▸ **Task directions**
Find the string "стажировку" in the data, then copy every line where it is found.

Collected data
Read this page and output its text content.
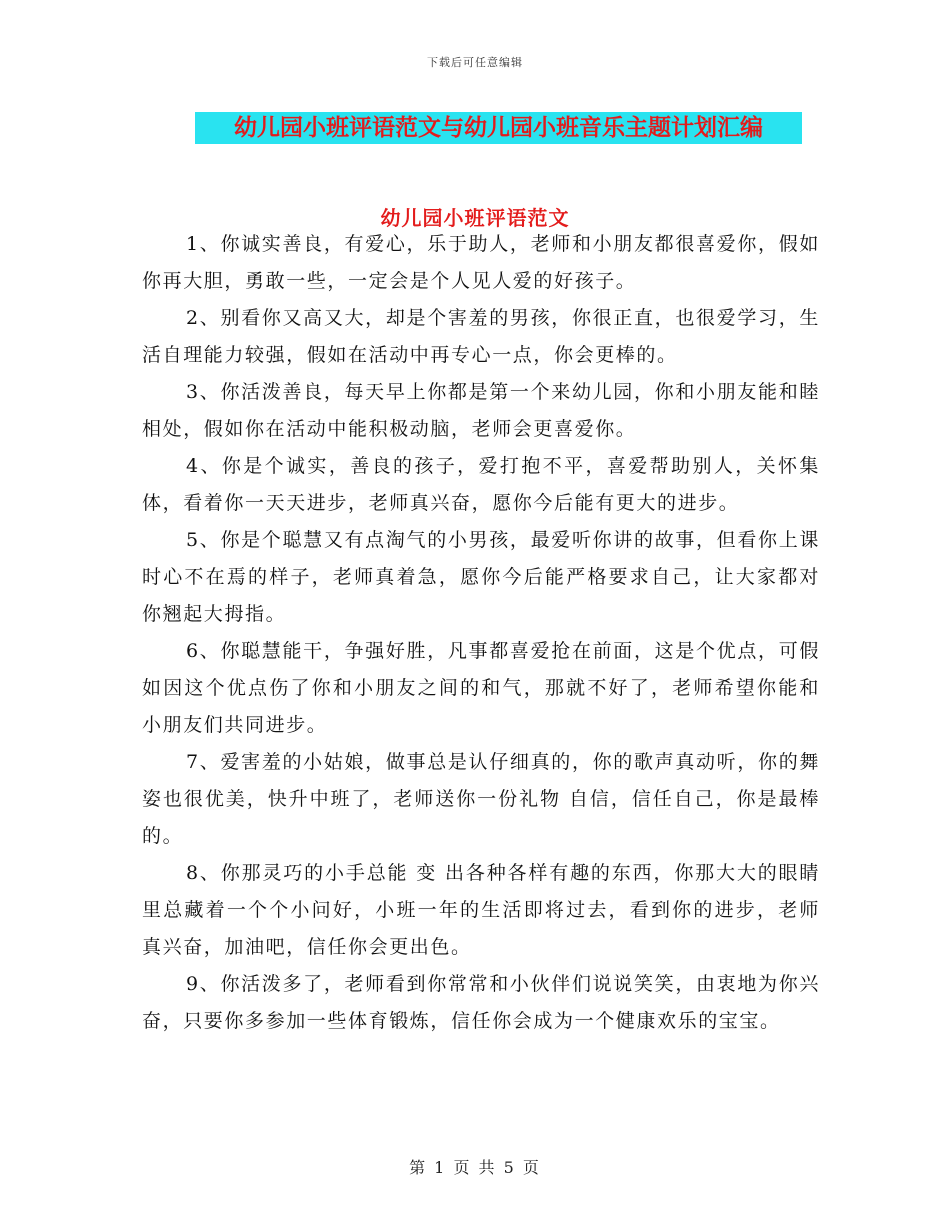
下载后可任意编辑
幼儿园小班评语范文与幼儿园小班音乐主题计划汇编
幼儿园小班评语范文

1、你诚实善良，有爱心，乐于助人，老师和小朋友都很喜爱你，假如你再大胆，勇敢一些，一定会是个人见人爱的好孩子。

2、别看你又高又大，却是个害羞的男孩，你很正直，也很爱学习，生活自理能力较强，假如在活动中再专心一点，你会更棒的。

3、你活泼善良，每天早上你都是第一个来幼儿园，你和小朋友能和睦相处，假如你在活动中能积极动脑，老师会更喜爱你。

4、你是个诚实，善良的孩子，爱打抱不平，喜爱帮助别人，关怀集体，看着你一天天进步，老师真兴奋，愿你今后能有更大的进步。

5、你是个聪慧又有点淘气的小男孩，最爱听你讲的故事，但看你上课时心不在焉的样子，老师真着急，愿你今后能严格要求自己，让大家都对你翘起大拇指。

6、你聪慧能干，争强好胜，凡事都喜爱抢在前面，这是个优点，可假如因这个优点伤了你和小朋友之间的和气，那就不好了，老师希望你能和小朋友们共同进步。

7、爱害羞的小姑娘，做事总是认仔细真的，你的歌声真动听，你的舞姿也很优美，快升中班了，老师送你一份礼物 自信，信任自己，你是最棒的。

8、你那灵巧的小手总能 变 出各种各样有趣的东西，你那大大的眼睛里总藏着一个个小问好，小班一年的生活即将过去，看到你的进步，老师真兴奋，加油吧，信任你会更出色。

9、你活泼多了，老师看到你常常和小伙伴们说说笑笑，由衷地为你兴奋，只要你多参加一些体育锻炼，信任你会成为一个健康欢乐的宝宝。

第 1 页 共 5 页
* * *
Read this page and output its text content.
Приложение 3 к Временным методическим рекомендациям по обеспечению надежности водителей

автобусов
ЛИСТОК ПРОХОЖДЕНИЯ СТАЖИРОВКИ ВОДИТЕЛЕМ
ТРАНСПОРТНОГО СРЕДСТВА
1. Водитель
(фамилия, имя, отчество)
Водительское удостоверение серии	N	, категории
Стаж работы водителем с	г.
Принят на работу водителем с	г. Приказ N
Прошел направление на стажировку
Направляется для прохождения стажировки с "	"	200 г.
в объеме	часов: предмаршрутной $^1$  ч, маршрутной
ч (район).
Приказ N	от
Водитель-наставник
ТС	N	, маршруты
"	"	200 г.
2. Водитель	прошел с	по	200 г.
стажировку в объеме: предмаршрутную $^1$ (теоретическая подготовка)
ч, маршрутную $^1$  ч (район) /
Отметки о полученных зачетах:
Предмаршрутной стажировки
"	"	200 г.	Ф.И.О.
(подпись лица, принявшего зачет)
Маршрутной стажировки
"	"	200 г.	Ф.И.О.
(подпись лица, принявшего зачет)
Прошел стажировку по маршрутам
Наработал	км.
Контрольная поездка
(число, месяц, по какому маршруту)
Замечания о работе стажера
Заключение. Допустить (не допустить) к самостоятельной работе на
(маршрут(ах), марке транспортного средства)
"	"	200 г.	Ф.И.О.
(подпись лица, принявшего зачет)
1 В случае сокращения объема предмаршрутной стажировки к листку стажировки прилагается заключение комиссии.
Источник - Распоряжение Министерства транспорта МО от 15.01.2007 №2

▸ **Finished exercise**
Прошел направление на стажировку
стажировку в объеме: предмаршрутную $^1$ (теоретическая подготовка)
Прошел стажировку по маршрутам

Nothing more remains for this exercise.